Data items
────────────────────

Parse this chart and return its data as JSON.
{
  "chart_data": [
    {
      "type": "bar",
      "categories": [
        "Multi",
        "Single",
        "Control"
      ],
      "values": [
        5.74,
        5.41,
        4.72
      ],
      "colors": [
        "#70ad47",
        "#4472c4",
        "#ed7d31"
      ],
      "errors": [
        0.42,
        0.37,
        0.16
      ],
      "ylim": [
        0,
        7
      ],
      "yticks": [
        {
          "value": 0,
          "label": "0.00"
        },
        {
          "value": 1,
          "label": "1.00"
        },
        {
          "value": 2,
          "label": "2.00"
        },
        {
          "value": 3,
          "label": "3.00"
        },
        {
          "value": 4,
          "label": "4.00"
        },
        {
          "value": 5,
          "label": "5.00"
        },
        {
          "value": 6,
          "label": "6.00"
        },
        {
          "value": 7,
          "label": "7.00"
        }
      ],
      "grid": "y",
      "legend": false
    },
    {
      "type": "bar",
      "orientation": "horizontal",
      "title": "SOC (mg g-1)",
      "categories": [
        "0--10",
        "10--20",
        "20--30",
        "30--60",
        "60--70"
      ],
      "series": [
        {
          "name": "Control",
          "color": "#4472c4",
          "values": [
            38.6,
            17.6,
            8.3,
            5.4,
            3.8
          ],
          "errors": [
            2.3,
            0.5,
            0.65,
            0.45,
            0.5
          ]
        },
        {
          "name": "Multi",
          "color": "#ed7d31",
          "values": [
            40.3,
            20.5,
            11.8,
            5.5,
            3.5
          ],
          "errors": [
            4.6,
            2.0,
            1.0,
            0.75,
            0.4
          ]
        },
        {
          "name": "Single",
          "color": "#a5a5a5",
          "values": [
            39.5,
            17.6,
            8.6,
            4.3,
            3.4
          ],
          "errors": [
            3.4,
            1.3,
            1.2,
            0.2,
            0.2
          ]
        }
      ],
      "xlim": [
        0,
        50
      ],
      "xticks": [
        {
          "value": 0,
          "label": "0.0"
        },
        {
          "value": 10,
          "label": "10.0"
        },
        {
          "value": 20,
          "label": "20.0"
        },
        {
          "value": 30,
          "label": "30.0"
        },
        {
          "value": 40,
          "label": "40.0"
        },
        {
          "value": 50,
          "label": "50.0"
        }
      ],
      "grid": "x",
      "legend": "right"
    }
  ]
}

────────────────────

Direction: Look through the listing above. Pick out each line with "name" and copy it.

Answer for this exercise:
          "name": "Control",
          "name": "Multi",
          "name": "Single",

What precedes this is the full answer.